_Exercise directions_:
Scan the lines below; pull out those with "Proposed".

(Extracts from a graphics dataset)

------------------------------------

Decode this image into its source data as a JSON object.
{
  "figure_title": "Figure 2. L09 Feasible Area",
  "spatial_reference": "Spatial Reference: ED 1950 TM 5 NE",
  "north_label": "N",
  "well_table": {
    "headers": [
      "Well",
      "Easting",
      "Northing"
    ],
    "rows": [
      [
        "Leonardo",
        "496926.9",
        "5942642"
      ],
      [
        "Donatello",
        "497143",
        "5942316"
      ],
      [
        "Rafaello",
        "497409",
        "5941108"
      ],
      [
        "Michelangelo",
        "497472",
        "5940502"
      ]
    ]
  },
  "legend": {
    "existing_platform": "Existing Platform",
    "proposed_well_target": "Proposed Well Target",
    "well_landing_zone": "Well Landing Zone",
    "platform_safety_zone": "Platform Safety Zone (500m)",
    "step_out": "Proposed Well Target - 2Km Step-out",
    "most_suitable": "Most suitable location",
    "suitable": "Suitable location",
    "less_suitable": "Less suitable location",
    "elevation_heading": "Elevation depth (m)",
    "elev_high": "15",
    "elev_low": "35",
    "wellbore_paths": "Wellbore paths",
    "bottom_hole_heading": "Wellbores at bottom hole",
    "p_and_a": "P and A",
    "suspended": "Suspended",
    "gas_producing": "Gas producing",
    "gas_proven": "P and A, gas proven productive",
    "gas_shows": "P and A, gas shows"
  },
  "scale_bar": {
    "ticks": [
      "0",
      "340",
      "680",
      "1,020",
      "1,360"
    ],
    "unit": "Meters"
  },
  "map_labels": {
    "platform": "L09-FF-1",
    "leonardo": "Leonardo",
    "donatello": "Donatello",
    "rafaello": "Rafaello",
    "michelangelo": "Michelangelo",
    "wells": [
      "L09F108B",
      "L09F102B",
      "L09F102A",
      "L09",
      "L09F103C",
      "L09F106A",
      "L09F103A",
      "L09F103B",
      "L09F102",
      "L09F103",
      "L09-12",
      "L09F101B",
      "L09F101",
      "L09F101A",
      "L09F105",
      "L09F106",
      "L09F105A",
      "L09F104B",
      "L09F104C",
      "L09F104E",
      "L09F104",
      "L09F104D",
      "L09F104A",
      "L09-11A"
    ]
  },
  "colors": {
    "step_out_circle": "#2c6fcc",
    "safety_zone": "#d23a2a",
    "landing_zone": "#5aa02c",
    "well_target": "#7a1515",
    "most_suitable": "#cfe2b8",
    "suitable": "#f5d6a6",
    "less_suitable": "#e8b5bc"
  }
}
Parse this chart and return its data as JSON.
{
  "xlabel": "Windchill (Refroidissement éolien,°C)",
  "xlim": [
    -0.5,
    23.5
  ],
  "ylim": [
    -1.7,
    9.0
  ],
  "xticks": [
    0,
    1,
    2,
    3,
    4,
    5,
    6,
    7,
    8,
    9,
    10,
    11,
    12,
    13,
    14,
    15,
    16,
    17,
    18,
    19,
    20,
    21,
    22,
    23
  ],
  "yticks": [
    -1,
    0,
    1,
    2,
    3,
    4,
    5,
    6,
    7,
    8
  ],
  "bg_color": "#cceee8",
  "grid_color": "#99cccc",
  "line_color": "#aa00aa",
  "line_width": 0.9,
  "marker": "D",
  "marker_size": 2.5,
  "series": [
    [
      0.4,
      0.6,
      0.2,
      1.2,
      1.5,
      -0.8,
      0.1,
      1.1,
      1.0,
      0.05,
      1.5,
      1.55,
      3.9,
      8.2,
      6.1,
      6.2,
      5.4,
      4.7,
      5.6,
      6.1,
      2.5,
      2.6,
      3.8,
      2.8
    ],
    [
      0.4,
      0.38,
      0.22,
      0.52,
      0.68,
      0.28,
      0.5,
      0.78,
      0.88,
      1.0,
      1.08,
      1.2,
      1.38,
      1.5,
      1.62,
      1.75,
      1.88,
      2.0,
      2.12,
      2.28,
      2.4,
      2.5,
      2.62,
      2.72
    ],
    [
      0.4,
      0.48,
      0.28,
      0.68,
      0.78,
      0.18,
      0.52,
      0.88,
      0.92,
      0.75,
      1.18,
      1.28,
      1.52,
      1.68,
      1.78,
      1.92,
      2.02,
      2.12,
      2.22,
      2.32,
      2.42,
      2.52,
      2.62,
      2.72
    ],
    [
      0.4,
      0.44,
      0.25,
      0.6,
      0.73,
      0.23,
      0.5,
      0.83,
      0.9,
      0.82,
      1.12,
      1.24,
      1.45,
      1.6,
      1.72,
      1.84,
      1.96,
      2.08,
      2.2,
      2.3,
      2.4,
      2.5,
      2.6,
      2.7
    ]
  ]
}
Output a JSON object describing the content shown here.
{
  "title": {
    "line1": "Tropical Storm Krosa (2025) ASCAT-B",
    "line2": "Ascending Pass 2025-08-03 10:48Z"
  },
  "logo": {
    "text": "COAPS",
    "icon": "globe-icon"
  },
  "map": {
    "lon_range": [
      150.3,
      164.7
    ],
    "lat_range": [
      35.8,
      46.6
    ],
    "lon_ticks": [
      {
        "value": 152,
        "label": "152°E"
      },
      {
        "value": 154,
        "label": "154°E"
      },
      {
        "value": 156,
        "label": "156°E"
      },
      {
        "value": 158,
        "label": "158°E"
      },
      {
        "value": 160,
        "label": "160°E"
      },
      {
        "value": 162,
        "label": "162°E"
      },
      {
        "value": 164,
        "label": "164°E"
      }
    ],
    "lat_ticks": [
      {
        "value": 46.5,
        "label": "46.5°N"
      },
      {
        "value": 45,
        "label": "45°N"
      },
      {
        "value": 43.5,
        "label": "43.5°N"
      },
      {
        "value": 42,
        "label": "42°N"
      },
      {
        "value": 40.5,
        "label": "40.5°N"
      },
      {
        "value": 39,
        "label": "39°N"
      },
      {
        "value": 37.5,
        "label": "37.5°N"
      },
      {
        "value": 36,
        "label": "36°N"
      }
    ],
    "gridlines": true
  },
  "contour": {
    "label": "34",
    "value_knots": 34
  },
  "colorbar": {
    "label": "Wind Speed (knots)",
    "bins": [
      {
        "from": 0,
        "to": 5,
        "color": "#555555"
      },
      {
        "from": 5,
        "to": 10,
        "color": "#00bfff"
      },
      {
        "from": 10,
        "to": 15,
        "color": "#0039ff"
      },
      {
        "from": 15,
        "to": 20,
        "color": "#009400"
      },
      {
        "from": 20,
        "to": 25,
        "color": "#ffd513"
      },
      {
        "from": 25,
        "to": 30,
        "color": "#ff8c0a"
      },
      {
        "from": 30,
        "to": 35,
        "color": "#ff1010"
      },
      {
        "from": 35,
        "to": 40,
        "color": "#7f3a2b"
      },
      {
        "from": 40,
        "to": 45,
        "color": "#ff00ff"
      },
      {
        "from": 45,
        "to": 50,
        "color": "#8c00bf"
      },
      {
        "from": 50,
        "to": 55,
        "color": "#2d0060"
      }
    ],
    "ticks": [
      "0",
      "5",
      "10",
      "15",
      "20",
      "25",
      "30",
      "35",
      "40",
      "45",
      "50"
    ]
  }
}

------------------------------------

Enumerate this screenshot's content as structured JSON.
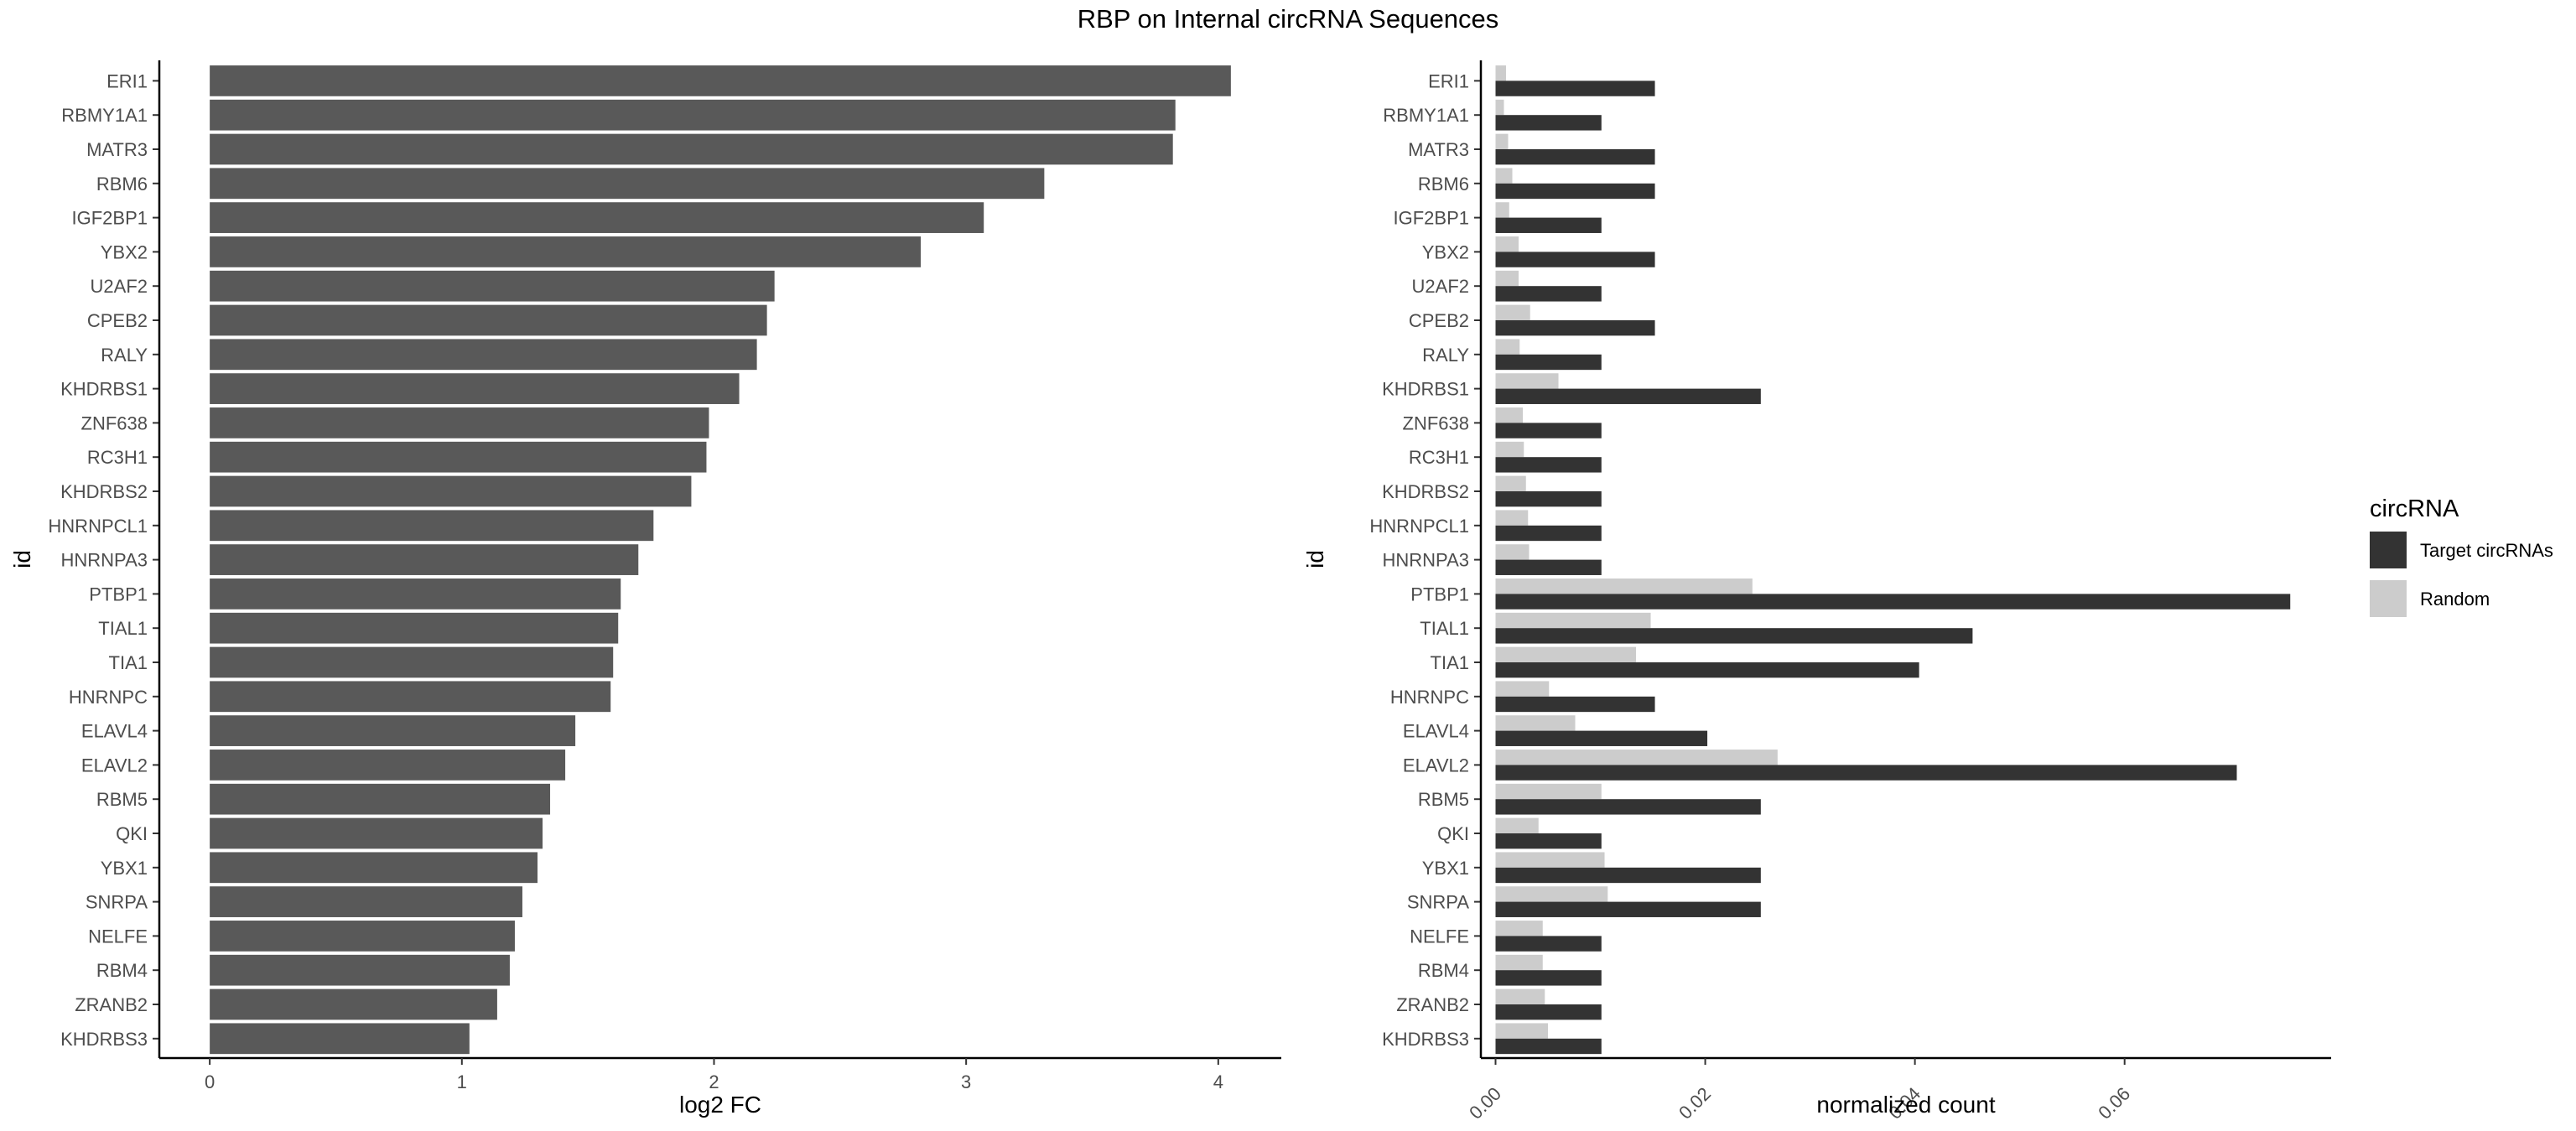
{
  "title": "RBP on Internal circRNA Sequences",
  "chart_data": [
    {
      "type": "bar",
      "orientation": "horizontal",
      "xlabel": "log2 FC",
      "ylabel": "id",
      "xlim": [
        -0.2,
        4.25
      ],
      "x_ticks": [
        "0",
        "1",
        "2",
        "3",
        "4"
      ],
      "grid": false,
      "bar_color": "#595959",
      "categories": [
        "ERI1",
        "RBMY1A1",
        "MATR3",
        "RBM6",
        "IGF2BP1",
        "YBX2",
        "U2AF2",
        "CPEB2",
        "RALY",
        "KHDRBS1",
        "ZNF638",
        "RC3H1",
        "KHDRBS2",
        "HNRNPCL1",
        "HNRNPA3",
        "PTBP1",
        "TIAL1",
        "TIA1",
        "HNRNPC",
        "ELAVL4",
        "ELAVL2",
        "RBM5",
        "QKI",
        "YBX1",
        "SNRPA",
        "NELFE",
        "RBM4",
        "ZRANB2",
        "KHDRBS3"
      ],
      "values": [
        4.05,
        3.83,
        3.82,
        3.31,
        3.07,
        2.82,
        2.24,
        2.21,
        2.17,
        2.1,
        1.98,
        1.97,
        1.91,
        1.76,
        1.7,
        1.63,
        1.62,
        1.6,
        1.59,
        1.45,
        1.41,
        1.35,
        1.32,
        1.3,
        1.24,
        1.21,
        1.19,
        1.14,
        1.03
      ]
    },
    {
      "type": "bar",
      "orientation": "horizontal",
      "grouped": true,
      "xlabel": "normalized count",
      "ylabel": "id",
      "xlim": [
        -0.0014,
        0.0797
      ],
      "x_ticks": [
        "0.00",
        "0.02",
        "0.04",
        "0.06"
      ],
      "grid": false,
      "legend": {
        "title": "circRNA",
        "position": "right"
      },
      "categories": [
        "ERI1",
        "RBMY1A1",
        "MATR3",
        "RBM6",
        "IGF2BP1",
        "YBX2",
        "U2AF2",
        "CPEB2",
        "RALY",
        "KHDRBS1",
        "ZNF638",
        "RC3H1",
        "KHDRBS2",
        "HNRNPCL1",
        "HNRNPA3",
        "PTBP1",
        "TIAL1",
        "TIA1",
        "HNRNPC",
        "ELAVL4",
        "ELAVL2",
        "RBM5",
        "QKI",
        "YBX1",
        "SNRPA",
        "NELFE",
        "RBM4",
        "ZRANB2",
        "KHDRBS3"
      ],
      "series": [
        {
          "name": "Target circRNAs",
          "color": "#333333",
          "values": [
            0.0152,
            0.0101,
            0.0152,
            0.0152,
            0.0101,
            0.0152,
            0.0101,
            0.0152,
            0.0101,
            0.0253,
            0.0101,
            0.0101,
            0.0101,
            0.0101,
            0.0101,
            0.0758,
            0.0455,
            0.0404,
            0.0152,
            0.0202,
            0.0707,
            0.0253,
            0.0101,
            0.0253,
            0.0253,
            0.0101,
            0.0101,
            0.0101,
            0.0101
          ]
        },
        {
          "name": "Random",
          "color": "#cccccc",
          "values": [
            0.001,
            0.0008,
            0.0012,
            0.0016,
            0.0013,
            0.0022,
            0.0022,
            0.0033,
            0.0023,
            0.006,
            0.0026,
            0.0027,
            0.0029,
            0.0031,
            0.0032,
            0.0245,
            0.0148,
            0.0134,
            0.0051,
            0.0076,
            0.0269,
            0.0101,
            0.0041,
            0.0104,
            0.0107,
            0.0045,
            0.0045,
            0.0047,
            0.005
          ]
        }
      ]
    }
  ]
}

------------------------------------

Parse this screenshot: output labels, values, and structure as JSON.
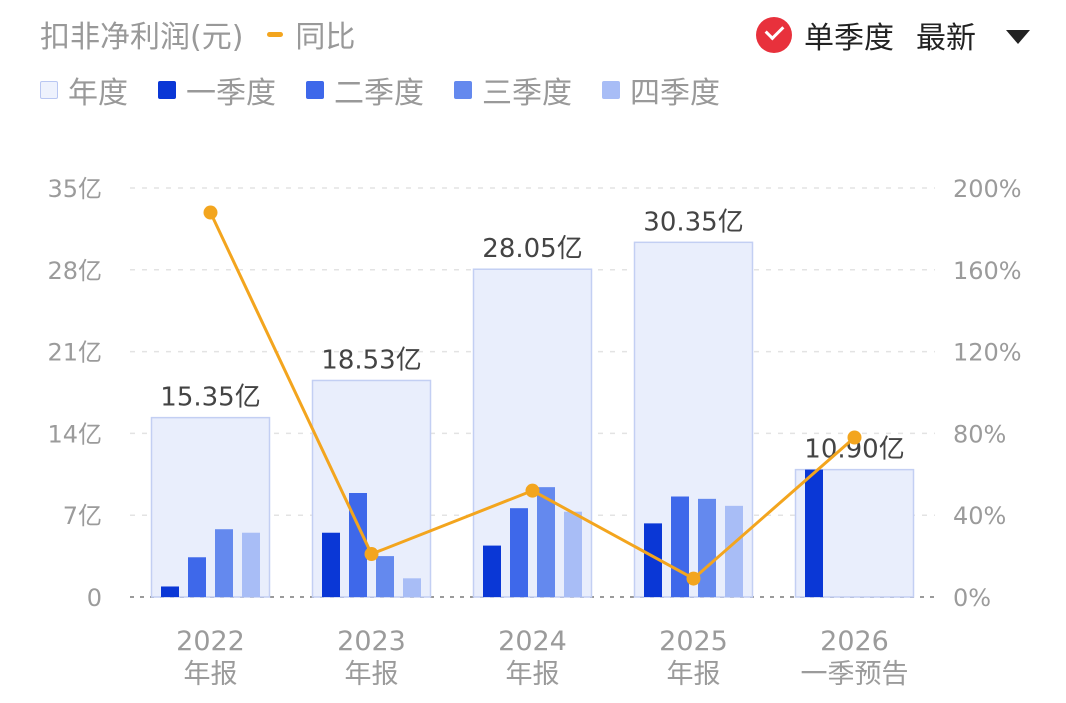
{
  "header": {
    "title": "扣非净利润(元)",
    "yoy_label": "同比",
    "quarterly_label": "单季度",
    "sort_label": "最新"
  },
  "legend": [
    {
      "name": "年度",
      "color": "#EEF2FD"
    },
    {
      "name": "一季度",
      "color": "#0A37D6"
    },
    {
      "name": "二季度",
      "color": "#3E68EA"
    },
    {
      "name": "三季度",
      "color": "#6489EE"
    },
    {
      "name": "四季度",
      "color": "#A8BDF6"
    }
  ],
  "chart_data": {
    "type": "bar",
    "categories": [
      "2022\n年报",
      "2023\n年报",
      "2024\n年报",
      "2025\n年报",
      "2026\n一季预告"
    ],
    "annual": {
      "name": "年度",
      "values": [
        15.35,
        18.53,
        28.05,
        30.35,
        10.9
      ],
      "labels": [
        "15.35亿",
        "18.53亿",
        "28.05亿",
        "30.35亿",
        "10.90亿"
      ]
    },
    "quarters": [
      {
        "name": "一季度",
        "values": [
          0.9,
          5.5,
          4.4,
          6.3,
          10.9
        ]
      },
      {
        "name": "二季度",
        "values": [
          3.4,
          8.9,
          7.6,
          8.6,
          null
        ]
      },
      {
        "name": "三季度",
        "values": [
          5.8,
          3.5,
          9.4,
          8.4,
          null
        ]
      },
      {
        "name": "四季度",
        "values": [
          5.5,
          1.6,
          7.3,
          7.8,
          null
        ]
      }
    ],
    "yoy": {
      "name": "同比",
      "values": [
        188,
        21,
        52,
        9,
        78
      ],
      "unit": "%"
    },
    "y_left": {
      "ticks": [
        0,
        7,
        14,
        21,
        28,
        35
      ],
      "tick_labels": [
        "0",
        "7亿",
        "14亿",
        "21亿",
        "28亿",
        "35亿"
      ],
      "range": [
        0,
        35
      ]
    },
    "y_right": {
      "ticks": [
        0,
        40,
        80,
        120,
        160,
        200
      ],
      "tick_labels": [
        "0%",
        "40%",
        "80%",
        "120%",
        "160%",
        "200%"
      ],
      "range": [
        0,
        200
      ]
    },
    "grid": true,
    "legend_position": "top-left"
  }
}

------------------------------------

_Result for this exercise_:
    "proposed_well_target": "Proposed Well Target",
    "step_out": "Proposed Well Target - 2Km Step-out",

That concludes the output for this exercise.